Supplied entries:

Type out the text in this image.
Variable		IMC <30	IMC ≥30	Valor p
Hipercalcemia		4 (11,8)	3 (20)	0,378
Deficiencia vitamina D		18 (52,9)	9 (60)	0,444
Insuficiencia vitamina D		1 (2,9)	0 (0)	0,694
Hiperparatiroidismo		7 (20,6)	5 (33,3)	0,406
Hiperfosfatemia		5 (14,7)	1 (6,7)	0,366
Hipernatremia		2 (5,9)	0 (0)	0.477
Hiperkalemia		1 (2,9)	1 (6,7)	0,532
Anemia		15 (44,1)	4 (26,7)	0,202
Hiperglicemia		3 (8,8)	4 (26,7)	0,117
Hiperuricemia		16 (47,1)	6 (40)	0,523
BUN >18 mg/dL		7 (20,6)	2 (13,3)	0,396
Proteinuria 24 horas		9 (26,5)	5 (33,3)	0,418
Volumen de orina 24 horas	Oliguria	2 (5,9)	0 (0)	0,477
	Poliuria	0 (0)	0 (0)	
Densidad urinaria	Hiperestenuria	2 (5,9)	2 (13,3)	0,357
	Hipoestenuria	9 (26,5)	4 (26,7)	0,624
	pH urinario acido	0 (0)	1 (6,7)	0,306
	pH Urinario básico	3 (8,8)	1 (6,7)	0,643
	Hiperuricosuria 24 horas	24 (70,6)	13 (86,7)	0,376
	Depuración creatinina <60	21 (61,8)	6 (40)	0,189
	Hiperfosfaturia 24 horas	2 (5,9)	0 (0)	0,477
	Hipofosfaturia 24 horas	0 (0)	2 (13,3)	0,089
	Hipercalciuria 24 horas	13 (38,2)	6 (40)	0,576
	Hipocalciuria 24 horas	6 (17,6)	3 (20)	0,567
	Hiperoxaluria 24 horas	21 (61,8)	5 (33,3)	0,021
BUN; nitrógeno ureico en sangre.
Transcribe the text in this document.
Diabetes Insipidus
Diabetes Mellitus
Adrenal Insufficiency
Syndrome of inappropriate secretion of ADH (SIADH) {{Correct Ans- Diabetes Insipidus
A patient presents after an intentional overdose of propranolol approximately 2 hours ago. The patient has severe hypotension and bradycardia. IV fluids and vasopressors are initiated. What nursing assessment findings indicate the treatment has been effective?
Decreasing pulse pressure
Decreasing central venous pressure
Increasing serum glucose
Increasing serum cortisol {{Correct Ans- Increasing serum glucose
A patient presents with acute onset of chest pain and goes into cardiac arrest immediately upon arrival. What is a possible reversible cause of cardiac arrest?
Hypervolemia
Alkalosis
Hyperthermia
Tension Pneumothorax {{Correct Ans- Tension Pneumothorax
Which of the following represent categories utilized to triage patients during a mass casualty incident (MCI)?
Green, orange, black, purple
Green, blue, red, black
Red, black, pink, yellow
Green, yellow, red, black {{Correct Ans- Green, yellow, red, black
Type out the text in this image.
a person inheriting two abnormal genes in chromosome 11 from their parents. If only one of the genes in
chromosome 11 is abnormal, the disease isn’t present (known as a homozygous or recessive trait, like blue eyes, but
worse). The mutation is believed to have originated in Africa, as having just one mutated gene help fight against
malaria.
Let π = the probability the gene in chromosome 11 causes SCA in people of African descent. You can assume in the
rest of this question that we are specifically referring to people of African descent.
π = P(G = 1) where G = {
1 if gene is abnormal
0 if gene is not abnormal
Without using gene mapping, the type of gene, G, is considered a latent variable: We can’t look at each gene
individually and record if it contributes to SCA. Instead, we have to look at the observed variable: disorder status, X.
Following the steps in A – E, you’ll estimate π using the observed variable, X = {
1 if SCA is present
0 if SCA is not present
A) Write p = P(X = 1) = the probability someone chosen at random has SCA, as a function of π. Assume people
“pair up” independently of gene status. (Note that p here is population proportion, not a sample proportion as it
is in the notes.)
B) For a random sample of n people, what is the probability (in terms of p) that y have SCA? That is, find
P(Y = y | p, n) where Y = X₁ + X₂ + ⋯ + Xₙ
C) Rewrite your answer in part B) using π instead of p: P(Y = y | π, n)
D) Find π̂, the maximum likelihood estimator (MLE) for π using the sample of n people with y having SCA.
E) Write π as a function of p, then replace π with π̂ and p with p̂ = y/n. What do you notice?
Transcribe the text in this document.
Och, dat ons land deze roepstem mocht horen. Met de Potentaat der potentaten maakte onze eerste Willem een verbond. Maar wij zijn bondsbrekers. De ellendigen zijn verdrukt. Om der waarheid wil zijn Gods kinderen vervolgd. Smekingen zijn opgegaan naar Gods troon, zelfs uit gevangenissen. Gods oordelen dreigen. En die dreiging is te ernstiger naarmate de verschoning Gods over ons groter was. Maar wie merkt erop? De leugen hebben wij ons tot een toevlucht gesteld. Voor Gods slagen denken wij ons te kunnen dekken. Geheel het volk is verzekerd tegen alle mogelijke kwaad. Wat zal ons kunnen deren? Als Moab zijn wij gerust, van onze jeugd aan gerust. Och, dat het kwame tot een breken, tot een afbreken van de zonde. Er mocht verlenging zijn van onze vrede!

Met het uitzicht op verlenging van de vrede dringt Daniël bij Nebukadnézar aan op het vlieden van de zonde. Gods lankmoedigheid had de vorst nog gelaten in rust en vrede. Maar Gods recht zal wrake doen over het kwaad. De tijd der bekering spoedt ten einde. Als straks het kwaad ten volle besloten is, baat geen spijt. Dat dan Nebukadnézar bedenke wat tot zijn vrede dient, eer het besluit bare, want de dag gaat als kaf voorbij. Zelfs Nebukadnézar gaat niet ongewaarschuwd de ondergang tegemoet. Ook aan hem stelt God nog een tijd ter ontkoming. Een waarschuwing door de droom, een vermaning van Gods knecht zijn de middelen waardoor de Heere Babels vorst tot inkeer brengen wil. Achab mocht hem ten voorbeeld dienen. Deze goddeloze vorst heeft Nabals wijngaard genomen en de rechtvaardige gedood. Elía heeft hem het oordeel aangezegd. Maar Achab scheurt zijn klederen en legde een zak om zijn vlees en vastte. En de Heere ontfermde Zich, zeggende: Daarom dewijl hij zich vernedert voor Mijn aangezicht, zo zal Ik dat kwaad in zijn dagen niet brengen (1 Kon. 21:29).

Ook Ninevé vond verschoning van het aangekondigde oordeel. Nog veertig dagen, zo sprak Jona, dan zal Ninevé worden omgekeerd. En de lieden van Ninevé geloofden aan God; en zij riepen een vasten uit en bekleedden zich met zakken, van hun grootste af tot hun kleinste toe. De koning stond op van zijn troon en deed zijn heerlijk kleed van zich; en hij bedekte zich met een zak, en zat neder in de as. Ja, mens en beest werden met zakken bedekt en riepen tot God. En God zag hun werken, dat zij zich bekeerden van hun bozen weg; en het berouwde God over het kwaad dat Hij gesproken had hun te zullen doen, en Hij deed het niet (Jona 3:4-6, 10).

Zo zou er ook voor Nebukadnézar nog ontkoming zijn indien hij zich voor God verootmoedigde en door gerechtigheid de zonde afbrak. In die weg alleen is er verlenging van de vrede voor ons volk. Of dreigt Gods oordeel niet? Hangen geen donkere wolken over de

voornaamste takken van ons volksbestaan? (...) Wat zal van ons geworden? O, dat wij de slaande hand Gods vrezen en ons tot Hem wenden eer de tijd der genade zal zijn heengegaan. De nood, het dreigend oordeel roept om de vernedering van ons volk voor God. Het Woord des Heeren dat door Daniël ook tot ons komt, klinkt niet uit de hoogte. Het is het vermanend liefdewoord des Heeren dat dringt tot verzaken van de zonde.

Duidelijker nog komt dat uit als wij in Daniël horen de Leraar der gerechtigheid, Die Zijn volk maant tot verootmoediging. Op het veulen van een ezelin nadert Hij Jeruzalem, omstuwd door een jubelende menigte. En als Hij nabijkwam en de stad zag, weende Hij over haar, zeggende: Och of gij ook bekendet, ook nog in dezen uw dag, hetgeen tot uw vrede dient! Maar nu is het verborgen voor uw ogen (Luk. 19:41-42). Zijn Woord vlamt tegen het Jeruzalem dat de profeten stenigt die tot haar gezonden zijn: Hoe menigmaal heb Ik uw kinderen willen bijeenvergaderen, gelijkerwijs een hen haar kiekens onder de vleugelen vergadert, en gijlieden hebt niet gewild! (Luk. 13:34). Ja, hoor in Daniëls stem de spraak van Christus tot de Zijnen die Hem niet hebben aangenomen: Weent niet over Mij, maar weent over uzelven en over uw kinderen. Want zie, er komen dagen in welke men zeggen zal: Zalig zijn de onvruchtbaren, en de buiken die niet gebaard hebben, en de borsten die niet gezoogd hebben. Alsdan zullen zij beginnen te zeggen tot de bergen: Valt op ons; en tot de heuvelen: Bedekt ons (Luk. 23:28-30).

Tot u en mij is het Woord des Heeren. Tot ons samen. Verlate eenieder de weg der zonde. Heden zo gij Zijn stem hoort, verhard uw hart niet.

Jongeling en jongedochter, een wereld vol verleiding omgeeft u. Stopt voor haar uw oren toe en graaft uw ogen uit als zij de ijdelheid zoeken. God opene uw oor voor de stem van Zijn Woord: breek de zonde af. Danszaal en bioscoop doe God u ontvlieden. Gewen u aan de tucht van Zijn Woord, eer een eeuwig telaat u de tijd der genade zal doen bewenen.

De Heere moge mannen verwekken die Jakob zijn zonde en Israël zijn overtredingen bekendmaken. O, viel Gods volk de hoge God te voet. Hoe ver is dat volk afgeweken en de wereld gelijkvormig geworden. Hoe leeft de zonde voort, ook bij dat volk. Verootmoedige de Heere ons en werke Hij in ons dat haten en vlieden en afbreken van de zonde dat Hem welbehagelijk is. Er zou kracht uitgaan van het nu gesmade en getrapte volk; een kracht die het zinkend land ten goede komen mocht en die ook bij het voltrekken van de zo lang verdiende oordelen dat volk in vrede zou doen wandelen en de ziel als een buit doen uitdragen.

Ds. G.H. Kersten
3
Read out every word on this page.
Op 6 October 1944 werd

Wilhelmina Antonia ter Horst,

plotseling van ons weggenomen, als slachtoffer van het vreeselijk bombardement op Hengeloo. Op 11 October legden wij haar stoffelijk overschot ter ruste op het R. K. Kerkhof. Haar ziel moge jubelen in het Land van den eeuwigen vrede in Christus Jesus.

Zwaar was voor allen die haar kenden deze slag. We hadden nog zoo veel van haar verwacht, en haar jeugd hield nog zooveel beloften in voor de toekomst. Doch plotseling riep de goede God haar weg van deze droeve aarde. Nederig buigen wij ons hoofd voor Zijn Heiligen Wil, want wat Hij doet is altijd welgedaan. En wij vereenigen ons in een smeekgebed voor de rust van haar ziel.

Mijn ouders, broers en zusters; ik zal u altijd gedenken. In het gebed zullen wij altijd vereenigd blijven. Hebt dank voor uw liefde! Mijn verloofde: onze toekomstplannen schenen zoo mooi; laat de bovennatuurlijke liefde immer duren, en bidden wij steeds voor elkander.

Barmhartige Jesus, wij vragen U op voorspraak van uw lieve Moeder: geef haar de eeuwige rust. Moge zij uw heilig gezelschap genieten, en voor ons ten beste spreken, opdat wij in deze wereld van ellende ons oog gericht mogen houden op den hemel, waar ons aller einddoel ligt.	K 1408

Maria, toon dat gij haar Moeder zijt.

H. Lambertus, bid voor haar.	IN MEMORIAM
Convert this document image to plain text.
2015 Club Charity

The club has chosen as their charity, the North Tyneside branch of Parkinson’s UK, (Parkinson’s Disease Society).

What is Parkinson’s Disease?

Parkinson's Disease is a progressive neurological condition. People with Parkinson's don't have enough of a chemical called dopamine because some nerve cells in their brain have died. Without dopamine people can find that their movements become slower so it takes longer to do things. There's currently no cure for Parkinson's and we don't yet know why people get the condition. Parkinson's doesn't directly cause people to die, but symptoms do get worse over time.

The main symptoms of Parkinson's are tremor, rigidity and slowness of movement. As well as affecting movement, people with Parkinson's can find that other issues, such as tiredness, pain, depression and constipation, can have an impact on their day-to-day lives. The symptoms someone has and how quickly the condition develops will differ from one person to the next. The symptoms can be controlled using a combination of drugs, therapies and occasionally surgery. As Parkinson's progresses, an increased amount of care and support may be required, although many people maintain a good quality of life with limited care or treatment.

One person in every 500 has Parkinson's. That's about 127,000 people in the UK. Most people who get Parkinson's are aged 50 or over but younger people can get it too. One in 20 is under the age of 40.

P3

Exercise aim: Look over the records above and copy each line that includes the string "observed".

Response below:
individually and record if it contributes to SCA. Instead, we have to look at the observed variable: disorder status, X.
Following the steps in A – E, you’ll estimate π using the observed variable, X = {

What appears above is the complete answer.